All lines in the data bearing the string "watermark" should be identified and copied.

--- start DATASET RECORDS ---

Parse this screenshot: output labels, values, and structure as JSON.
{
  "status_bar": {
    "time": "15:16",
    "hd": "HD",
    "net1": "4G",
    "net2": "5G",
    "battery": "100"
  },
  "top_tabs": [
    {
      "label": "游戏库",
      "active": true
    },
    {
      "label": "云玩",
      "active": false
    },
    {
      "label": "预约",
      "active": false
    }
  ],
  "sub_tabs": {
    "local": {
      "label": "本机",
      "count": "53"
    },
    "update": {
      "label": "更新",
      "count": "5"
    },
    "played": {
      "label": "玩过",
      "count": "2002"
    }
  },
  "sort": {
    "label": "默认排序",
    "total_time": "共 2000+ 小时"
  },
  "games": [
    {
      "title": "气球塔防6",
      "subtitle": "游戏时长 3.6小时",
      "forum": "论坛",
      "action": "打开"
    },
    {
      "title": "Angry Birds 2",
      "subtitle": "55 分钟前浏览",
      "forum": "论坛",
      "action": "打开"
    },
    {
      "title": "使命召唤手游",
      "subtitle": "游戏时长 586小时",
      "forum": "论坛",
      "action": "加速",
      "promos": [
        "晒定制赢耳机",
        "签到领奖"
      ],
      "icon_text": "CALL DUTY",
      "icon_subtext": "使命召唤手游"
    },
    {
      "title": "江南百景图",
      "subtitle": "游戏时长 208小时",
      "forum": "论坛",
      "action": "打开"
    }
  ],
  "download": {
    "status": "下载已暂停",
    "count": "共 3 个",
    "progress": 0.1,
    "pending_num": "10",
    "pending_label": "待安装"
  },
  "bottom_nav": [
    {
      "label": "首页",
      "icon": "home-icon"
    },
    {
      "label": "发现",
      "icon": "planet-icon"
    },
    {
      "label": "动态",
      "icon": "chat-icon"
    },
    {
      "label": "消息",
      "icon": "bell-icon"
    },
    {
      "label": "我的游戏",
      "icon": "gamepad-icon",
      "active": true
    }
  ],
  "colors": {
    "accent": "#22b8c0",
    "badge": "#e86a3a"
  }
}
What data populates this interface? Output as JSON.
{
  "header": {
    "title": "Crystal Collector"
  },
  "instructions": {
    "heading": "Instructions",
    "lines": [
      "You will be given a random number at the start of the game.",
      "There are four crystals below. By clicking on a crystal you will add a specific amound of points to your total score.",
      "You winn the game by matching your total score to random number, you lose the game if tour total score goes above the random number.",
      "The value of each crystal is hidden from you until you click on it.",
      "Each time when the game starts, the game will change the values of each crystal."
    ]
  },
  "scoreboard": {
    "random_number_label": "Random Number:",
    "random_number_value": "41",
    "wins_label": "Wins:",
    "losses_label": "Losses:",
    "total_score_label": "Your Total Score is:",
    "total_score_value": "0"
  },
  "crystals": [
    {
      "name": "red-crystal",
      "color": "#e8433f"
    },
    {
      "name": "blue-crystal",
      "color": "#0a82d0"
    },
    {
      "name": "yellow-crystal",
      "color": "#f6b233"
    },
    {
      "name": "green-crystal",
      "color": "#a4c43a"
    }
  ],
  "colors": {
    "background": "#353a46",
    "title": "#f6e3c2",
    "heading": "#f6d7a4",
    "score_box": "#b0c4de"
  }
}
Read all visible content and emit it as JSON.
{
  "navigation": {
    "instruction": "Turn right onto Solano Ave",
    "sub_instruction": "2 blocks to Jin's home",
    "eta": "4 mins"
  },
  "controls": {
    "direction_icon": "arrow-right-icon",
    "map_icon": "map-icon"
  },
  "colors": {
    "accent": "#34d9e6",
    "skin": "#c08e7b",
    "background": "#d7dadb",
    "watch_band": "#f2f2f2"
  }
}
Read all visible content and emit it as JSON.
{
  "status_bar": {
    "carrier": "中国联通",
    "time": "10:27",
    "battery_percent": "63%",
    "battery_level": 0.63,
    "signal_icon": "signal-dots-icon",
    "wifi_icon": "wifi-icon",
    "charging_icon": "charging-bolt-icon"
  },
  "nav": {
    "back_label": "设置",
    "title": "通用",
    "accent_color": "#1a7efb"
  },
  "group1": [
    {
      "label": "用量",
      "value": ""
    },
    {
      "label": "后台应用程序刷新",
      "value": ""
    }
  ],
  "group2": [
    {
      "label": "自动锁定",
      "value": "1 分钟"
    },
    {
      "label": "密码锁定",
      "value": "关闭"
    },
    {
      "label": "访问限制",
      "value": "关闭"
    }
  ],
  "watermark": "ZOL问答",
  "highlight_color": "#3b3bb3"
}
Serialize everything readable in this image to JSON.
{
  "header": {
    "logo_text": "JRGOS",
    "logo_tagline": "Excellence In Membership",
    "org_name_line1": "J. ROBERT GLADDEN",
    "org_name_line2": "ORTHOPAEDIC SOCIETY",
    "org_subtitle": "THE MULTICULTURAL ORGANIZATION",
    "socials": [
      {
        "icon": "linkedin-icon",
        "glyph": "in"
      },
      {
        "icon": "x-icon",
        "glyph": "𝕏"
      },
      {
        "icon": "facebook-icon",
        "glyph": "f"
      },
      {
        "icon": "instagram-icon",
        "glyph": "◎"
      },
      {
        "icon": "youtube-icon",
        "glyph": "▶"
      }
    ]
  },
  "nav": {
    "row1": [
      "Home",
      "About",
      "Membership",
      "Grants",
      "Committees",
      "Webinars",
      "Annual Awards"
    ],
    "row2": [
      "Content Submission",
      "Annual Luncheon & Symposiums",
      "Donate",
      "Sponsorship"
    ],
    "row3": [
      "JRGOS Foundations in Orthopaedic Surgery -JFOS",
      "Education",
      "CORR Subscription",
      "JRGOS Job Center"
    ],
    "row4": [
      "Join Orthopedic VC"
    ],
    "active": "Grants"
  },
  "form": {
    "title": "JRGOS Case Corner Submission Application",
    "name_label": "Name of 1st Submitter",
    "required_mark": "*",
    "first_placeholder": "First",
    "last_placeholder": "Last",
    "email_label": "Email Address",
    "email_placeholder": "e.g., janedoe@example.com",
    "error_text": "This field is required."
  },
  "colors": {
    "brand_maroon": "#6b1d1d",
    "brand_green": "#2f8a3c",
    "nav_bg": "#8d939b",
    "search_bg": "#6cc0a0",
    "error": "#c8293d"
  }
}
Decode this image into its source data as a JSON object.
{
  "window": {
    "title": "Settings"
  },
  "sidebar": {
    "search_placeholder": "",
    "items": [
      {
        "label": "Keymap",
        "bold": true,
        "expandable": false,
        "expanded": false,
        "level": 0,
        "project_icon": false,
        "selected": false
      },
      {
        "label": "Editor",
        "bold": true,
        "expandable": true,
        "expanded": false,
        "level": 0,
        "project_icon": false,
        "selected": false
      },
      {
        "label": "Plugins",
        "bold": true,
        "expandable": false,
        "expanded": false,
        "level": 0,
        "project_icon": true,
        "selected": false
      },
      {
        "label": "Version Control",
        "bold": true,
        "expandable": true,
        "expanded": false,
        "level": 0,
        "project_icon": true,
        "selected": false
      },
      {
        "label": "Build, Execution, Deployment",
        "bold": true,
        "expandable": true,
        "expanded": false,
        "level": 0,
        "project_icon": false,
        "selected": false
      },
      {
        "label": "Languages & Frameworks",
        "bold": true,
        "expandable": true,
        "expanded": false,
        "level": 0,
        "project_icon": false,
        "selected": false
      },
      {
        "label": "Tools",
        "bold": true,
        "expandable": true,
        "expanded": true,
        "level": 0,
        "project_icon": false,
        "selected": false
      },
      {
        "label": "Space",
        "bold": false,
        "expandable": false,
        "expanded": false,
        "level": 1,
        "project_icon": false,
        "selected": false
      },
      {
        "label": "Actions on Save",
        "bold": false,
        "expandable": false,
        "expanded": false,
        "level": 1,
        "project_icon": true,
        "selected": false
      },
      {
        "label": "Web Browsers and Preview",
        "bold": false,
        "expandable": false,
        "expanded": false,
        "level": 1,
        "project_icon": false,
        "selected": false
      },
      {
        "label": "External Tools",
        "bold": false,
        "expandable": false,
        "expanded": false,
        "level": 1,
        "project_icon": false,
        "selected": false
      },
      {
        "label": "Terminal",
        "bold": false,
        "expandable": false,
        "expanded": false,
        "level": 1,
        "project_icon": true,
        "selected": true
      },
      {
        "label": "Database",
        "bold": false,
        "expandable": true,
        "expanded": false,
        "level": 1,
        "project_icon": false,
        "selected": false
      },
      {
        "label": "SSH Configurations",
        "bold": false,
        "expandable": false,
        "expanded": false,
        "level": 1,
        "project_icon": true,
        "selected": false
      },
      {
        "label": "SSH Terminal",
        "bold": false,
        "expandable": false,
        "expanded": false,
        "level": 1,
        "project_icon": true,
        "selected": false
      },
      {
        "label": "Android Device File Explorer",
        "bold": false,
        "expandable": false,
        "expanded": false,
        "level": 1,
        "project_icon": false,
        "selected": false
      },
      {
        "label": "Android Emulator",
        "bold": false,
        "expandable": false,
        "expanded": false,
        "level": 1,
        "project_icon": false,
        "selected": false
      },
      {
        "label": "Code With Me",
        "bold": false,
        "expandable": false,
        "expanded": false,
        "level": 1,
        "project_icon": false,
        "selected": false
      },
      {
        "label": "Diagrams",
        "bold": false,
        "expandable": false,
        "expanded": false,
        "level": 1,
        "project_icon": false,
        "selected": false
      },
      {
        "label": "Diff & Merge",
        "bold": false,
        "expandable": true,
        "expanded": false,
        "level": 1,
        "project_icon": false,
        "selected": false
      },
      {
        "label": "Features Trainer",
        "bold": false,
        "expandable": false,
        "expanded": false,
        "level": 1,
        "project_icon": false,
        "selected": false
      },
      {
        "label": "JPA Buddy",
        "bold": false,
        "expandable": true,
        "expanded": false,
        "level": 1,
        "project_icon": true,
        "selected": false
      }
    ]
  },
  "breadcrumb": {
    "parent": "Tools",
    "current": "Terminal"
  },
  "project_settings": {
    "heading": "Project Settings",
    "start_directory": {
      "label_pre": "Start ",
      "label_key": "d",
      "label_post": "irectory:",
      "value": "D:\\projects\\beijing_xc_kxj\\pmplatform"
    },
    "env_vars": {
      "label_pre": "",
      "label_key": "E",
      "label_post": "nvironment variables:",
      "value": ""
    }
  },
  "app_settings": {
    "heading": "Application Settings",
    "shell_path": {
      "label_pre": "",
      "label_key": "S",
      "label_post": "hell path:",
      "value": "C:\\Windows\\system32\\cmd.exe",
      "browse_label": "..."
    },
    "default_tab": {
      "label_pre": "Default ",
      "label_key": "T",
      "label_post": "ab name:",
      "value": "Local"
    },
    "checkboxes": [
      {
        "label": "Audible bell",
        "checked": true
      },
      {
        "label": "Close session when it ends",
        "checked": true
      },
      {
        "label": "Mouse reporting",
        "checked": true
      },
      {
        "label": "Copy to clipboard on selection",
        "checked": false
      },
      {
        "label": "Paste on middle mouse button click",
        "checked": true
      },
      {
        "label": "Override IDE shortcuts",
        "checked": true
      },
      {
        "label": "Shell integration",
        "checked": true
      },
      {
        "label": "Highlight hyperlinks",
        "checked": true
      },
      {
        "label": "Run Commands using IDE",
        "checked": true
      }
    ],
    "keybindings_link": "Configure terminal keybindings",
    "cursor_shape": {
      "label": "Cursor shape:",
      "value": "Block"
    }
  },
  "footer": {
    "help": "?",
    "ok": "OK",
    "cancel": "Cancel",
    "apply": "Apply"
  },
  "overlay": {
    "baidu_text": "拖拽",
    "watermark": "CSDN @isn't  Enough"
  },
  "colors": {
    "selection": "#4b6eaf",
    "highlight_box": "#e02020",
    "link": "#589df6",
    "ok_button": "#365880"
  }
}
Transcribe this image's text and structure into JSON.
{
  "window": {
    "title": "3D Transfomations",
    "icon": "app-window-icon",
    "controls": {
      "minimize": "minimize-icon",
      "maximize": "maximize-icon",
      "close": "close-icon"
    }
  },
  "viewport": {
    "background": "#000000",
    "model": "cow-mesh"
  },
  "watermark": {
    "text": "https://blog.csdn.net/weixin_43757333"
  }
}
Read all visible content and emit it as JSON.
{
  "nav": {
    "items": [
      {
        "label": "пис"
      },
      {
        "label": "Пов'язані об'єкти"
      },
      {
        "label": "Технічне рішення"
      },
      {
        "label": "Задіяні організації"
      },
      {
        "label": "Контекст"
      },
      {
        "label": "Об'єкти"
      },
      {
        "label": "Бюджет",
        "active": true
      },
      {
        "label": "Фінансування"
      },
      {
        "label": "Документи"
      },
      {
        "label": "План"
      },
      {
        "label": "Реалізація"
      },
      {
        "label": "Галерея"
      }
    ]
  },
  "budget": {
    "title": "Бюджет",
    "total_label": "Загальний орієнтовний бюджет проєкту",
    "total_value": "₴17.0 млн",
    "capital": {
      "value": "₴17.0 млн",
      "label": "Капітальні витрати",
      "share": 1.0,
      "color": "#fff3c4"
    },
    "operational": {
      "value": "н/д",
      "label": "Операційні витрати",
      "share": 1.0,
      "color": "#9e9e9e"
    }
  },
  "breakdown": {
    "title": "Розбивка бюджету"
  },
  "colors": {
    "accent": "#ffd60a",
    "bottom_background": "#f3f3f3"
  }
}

--- end DATASET RECORDS ---

# [PROBLEM SOLUTION]
  "watermark": "ZOL问答",
    "watermark": "CSDN @isn't  Enough"
  "watermark": {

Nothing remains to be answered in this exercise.